GOAL OF THE EXERCISE ->
Say only how many lines contain the word "akce".

DATASET EXTRACT ->
--- Start ---

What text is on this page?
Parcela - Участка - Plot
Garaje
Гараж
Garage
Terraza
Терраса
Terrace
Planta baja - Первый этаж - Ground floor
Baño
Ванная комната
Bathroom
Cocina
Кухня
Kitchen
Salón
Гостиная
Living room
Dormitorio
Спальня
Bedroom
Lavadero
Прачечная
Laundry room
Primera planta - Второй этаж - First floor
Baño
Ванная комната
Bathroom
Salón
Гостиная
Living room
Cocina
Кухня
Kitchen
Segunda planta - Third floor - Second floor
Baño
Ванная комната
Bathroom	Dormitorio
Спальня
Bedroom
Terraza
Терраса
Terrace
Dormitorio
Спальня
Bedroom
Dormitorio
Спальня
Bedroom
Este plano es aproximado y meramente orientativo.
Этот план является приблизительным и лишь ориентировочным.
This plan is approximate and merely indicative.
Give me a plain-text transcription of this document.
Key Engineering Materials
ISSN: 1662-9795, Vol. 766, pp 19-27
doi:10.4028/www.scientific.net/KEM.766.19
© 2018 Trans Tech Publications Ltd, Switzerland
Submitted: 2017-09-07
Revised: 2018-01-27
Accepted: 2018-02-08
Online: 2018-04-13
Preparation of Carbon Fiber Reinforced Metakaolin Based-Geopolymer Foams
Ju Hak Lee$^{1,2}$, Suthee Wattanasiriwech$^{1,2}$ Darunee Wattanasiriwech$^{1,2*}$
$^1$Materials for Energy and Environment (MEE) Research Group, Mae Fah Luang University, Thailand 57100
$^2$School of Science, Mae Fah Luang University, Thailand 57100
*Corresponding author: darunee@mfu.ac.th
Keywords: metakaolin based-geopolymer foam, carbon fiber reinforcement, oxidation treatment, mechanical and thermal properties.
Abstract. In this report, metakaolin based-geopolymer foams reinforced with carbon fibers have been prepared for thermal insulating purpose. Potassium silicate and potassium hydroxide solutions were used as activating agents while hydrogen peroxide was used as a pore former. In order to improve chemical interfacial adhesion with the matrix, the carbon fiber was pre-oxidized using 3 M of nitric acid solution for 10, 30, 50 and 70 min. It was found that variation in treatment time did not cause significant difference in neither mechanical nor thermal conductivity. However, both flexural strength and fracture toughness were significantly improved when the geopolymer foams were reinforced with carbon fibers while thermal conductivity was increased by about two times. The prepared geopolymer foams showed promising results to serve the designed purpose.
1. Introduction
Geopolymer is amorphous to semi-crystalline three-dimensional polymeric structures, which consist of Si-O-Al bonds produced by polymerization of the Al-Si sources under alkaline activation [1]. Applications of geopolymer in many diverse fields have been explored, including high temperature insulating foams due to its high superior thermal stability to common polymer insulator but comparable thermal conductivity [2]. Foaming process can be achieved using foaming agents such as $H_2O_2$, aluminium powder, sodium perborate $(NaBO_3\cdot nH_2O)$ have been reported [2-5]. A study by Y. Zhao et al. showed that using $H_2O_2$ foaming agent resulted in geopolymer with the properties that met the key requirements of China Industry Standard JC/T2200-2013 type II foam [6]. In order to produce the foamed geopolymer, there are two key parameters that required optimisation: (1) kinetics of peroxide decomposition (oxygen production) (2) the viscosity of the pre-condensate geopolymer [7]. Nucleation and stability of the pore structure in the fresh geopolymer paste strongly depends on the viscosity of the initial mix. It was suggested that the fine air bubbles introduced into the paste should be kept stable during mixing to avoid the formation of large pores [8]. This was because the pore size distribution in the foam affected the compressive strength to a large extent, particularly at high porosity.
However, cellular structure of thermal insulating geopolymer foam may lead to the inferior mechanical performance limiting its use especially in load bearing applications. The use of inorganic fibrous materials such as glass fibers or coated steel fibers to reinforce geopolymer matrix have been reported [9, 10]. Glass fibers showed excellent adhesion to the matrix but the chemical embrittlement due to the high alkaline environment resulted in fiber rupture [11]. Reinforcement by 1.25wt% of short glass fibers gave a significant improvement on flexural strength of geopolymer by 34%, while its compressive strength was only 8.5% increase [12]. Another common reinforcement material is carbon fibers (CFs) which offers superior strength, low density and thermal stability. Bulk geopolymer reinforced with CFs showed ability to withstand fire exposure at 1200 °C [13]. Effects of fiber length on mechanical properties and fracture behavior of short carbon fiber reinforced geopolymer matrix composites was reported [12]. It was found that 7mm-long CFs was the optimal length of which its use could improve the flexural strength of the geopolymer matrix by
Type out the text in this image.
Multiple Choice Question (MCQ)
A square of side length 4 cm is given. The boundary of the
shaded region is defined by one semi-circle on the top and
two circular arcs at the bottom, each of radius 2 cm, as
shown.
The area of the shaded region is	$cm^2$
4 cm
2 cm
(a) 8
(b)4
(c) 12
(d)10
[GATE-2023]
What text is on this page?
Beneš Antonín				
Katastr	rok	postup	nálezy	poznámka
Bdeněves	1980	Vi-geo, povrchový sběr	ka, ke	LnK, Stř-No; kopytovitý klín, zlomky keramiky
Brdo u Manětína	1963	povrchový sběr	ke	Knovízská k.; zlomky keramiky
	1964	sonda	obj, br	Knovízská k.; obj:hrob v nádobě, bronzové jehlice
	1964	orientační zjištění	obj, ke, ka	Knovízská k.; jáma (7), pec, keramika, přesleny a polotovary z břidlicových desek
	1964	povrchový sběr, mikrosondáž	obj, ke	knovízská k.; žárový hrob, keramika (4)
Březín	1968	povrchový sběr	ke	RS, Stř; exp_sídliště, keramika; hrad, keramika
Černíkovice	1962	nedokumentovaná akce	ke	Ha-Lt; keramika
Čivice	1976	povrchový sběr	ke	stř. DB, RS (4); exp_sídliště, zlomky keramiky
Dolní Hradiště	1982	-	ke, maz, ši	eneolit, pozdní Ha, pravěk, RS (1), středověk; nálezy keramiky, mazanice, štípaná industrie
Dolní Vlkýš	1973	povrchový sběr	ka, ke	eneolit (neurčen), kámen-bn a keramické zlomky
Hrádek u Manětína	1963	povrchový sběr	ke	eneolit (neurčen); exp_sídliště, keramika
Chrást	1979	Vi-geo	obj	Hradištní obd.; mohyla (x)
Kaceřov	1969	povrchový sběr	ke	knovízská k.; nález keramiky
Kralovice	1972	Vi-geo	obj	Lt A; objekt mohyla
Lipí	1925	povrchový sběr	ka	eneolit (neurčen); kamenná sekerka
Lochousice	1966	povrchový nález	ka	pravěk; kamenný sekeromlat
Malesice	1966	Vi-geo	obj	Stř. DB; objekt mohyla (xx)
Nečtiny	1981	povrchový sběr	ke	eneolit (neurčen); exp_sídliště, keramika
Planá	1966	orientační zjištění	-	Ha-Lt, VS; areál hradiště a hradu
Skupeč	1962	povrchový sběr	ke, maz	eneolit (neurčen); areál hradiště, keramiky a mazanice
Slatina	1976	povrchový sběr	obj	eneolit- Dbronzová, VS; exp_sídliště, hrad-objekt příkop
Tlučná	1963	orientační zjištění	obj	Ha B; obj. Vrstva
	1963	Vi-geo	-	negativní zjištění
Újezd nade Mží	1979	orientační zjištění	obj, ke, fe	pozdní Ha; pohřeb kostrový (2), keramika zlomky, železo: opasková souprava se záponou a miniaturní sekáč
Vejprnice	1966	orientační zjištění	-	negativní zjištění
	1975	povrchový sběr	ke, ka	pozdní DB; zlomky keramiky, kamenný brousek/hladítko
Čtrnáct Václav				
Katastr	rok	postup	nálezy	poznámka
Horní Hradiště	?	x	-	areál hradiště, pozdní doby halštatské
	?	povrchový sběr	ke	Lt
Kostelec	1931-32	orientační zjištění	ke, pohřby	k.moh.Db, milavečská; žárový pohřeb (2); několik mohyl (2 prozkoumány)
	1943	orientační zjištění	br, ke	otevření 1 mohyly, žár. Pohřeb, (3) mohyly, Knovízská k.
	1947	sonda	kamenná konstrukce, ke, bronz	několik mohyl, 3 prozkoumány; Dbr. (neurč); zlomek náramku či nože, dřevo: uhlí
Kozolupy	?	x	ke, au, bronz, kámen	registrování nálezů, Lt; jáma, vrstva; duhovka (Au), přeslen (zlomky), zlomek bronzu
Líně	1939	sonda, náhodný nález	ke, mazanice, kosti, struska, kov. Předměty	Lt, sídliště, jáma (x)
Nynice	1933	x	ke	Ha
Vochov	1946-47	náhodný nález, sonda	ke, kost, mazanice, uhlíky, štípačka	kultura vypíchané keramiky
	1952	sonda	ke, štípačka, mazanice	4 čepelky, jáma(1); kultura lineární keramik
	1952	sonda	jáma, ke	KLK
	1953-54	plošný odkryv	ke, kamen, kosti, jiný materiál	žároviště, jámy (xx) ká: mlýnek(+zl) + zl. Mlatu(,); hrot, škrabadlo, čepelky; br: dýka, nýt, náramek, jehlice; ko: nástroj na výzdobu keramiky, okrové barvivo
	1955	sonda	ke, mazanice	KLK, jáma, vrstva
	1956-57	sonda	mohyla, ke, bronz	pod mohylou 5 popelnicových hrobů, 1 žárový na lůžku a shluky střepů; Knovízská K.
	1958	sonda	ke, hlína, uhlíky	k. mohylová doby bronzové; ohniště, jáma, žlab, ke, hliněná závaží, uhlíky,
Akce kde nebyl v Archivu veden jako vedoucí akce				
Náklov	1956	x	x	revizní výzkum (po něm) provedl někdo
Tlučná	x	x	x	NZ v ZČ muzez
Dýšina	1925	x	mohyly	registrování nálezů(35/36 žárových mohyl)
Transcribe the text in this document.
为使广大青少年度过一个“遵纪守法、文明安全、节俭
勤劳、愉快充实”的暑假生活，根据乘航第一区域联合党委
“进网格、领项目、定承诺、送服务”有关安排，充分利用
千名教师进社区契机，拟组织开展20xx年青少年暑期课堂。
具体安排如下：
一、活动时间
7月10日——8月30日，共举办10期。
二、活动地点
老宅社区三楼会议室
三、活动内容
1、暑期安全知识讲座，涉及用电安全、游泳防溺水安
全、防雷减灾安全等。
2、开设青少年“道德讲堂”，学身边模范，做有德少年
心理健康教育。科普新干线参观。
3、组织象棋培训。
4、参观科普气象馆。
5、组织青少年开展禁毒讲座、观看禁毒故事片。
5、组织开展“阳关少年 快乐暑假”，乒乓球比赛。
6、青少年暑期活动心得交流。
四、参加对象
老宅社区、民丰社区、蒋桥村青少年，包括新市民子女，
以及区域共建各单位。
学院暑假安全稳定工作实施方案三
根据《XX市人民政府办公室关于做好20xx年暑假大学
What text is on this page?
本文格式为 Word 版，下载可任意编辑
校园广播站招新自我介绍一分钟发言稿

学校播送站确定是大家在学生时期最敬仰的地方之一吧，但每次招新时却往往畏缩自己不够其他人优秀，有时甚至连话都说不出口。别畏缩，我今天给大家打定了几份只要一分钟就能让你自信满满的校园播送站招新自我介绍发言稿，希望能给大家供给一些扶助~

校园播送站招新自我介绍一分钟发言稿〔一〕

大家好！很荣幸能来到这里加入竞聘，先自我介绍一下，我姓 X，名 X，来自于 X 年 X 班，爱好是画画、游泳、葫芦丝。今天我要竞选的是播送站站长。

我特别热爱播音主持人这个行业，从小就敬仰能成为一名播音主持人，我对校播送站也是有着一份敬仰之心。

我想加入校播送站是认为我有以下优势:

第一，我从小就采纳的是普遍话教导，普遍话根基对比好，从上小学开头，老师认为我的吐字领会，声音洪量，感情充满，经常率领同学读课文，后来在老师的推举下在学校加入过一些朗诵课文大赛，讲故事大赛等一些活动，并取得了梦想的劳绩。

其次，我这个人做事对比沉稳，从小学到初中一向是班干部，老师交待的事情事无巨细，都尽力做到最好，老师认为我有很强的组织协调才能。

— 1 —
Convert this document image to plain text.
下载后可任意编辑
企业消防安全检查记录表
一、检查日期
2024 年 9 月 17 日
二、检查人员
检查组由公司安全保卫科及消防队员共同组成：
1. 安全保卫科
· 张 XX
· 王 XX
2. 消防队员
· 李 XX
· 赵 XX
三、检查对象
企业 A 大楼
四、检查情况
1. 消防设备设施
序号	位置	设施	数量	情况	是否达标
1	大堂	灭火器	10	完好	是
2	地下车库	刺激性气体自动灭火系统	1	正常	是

--- End ---

THE REPLY ->
2